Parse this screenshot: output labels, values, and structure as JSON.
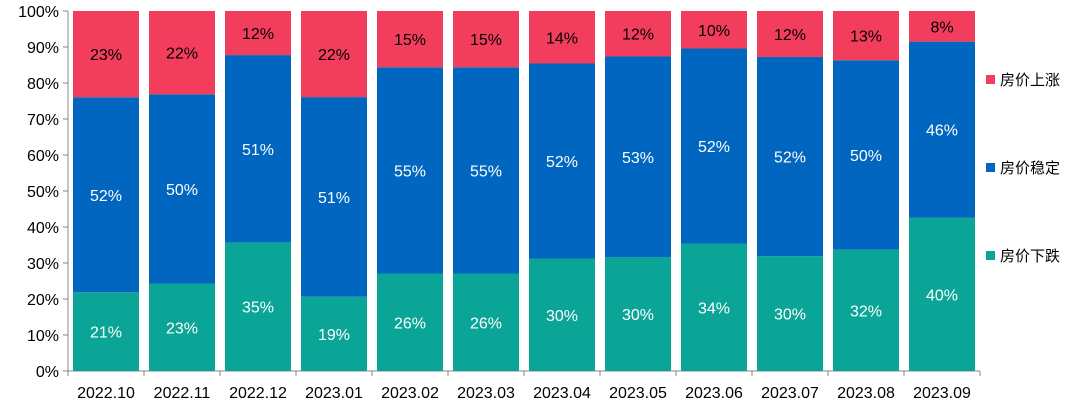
{
  "chart_data": {
    "type": "bar",
    "stacked": true,
    "percent_stacked": true,
    "categories": [
      "2022.10",
      "2022.11",
      "2022.12",
      "2023.01",
      "2023.02",
      "2023.03",
      "2023.04",
      "2023.05",
      "2023.06",
      "2023.07",
      "2023.08",
      "2023.09"
    ],
    "series": [
      {
        "name": "房价下跌",
        "color": "#0aa596",
        "values": [
          21,
          23,
          35,
          19,
          26,
          26,
          30,
          30,
          34,
          30,
          32,
          40
        ]
      },
      {
        "name": "房价稳定",
        "color": "#0066bf",
        "values": [
          52,
          50,
          51,
          51,
          55,
          55,
          52,
          53,
          52,
          52,
          50,
          46
        ]
      },
      {
        "name": "房价上涨",
        "color": "#f23d5c",
        "values": [
          23,
          22,
          12,
          22,
          15,
          15,
          14,
          12,
          10,
          12,
          13,
          8
        ]
      }
    ],
    "y_ticks": [
      "0%",
      "10%",
      "20%",
      "30%",
      "40%",
      "50%",
      "60%",
      "70%",
      "80%",
      "90%",
      "100%"
    ],
    "ylim": [
      0,
      100
    ],
    "legend_position": "right",
    "grid": false
  }
}
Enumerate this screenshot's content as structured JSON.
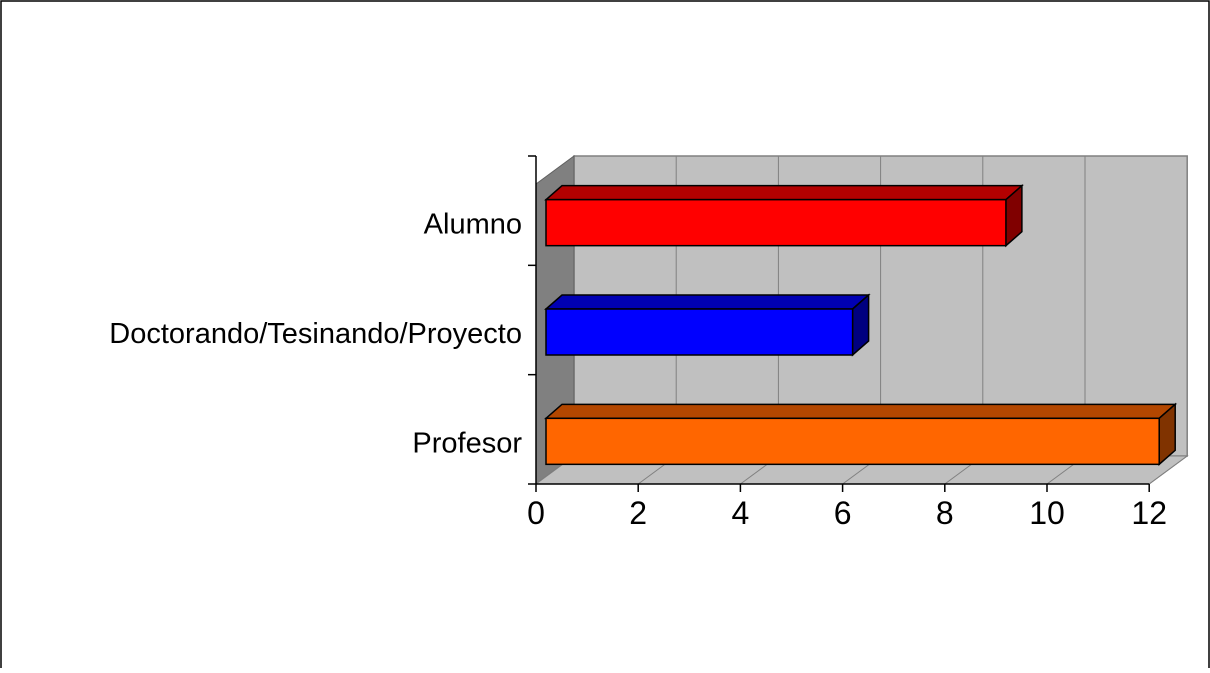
{
  "chart_data": {
    "type": "bar",
    "orientation": "horizontal",
    "style": "3d",
    "categories": [
      "Alumno",
      "Doctorando/Tesinando/Proyecto",
      "Profesor"
    ],
    "values": [
      9,
      6,
      12
    ],
    "colors": [
      "#ff0000",
      "#0000ff",
      "#ff6600"
    ],
    "side_colors": [
      "#800000",
      "#000080",
      "#803300"
    ],
    "top_colors": [
      "#b30000",
      "#0000b3",
      "#b34700"
    ],
    "xlim": [
      0,
      12
    ],
    "xticks": [
      "0",
      "2",
      "4",
      "6",
      "8",
      "10",
      "12"
    ],
    "grid": true,
    "legend": "none",
    "wall_color": "#c0c0c0",
    "side_wall_color": "#808080",
    "floor_color": "#c0c0c0"
  }
}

***

_Your instructions_. Extract all lines from the material above that include the word "true".

_Output of the task_.
    "stacked": true,
    "percent_stacked": true,
    "grid": true,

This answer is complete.